Stored data
++++++++

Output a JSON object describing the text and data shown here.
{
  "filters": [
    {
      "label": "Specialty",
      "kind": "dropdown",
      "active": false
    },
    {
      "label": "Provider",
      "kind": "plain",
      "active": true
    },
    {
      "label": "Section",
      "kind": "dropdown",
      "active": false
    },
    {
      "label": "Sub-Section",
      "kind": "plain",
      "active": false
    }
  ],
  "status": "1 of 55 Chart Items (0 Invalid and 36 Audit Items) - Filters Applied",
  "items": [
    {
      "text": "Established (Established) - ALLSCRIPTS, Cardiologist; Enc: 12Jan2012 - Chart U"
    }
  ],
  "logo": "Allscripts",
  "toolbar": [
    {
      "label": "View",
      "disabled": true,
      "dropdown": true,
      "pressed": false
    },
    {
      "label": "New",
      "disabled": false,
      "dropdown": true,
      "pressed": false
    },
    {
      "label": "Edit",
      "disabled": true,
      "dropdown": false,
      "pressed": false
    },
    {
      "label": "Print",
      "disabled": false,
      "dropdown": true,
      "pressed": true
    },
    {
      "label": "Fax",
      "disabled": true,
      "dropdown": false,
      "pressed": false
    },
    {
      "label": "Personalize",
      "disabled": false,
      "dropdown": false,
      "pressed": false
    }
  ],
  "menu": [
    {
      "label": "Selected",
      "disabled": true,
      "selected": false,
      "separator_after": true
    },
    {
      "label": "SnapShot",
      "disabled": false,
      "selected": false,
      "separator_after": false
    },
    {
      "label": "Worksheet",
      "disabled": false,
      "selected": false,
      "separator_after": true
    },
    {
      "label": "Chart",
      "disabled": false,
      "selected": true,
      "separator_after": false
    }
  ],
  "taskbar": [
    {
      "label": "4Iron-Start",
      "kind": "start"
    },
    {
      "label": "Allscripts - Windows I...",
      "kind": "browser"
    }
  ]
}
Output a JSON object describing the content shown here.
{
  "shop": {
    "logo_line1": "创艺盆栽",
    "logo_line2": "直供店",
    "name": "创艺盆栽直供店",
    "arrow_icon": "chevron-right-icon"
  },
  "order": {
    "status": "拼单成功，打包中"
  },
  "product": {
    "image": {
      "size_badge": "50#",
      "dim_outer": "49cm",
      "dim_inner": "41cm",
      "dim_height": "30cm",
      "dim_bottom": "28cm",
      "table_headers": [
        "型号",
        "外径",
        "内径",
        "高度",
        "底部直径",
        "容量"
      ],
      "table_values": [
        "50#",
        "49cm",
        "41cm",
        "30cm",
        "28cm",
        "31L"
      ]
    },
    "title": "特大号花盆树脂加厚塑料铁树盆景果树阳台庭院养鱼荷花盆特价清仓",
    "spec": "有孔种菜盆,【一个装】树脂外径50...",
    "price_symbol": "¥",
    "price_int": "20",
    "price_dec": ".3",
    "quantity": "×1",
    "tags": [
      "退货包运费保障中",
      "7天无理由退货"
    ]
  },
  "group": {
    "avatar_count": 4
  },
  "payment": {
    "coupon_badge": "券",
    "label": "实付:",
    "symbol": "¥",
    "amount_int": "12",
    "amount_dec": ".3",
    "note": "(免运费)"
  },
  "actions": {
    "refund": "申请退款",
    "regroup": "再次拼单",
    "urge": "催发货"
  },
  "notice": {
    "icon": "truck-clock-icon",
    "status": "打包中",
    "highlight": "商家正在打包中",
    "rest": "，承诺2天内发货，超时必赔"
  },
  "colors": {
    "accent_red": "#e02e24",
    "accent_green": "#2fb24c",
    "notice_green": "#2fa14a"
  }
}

++++++++

## PROBLEM REQUIREMENTS
How many of these lines contain "JSON"? Write only the number.

## ANSWER TO THIS EXERCISE
2